§ **What to do**: Lift out all lines below that contain "pattern".

● ● ● ● ● ● ●

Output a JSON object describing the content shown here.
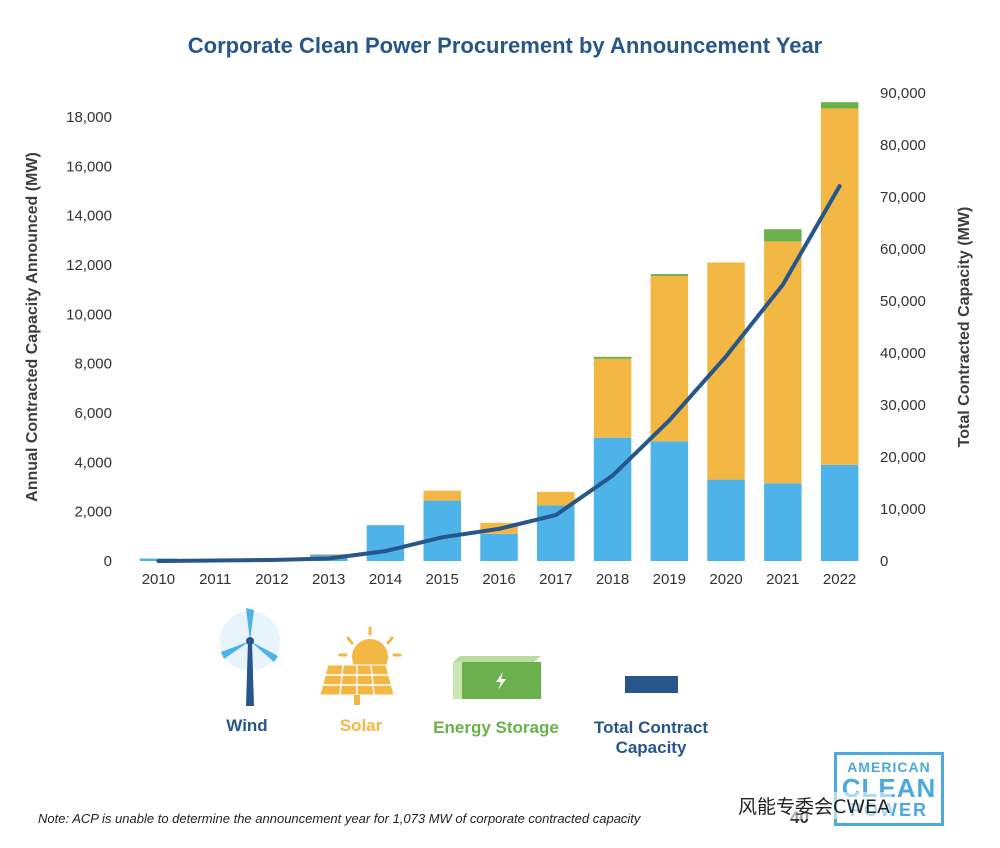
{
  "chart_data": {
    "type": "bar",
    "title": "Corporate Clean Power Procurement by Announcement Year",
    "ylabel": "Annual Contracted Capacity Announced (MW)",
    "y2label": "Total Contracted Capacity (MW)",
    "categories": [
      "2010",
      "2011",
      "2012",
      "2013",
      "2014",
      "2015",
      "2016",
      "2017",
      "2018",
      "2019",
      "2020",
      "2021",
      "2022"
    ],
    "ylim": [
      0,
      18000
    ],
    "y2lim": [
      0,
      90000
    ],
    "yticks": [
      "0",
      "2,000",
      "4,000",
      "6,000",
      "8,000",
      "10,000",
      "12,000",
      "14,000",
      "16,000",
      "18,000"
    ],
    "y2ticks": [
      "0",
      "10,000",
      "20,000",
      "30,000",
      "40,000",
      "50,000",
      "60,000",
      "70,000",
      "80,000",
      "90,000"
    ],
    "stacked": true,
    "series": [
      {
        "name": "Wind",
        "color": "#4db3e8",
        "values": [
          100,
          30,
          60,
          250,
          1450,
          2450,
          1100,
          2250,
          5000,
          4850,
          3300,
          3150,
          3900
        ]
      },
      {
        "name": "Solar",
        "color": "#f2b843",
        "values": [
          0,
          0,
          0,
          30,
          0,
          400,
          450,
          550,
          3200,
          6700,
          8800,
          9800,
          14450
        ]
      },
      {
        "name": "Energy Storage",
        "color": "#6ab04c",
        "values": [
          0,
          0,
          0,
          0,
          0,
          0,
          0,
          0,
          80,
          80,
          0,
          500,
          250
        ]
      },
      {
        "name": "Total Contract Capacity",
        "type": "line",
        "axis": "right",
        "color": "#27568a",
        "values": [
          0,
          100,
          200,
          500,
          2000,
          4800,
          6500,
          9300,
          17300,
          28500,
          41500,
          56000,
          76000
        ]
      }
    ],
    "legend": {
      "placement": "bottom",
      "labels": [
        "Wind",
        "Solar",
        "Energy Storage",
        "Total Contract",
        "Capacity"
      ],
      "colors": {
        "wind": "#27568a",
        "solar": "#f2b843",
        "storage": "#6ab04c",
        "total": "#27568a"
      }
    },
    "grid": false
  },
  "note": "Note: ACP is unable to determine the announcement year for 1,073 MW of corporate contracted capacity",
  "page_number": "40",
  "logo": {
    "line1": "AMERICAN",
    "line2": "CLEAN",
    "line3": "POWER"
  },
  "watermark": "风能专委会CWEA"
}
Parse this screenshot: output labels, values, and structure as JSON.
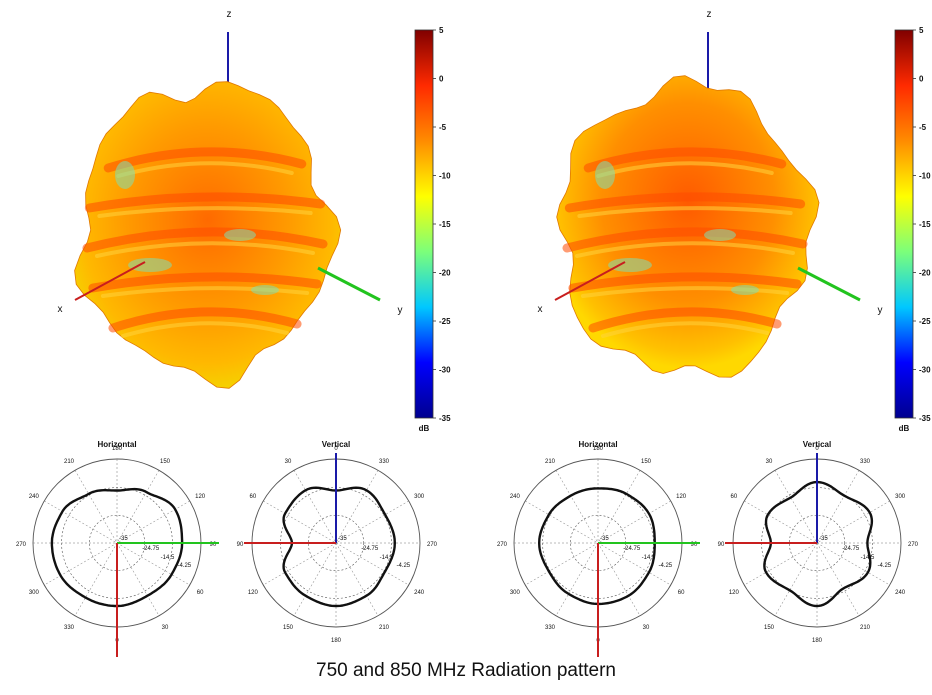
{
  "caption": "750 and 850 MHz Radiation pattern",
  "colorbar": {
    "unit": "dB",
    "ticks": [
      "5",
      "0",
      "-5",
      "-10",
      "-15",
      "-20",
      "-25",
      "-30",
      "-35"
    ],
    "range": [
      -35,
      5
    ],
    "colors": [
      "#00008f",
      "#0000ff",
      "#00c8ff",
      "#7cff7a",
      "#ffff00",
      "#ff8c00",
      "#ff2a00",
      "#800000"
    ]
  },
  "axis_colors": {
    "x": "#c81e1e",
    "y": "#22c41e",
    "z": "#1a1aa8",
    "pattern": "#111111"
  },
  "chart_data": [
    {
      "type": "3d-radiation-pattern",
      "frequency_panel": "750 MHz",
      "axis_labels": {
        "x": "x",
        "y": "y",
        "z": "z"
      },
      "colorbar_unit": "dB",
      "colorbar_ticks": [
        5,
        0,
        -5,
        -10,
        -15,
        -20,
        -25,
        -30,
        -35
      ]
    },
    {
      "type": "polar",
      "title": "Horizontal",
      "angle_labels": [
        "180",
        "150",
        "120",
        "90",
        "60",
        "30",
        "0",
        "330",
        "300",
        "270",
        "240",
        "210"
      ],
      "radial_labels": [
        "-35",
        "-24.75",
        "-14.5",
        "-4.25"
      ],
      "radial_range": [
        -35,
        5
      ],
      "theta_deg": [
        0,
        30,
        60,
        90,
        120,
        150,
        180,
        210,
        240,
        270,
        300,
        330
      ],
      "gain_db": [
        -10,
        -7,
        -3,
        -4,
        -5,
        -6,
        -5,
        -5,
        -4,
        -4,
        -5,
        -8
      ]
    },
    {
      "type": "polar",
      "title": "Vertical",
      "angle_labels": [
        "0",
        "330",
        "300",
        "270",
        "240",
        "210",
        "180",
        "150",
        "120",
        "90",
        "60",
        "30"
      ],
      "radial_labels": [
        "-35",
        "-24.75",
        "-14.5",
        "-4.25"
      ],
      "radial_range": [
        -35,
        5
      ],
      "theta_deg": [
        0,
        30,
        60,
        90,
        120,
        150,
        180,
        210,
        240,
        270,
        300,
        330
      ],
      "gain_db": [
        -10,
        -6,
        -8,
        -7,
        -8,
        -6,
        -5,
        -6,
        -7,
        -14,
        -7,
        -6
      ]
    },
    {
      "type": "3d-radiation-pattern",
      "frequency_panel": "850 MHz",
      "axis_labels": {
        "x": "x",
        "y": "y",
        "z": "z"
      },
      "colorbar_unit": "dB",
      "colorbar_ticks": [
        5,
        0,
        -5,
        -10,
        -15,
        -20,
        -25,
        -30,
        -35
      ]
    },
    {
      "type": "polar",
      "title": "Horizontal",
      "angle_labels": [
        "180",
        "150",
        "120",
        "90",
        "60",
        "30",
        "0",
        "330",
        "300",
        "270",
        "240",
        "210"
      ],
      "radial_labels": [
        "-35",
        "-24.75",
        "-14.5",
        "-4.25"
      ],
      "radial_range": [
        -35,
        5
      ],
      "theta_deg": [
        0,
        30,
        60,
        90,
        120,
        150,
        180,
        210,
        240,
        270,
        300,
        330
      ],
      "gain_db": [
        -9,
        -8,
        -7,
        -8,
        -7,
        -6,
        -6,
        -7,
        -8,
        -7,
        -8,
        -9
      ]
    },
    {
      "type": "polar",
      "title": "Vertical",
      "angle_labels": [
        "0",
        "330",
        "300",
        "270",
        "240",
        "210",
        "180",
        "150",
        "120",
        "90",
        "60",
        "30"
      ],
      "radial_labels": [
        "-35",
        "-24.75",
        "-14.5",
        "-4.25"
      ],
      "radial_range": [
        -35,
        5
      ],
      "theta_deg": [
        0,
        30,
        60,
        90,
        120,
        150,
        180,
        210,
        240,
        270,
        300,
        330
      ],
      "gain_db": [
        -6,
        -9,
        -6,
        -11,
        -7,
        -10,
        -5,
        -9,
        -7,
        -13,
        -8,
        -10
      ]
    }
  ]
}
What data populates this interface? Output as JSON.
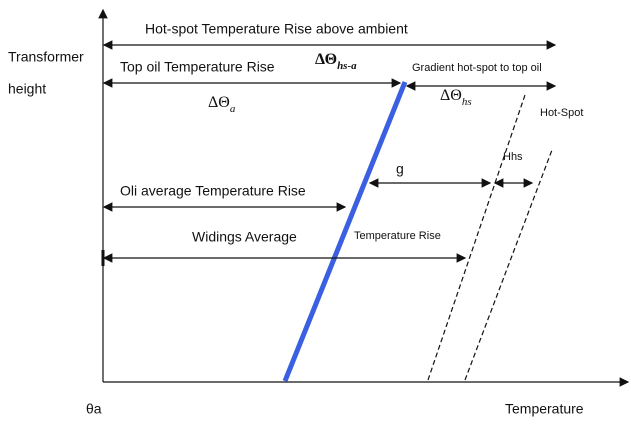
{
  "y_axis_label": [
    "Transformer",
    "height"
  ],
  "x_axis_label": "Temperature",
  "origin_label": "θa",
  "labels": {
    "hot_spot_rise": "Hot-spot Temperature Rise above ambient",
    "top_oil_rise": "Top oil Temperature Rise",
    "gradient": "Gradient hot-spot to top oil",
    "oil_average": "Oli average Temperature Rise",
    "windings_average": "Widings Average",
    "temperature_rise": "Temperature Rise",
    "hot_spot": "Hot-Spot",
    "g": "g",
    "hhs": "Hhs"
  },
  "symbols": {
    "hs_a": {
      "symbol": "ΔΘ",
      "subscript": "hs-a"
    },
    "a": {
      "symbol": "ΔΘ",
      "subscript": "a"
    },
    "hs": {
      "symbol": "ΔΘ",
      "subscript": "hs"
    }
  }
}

● ● ● ● ● ● ●

§ **Answer to this exercise**:
  "caption": "750 and 850 MHz Radiation pattern",
    "pattern": "#111111"
      "type": "3d-radiation-pattern",
      "type": "3d-radiation-pattern",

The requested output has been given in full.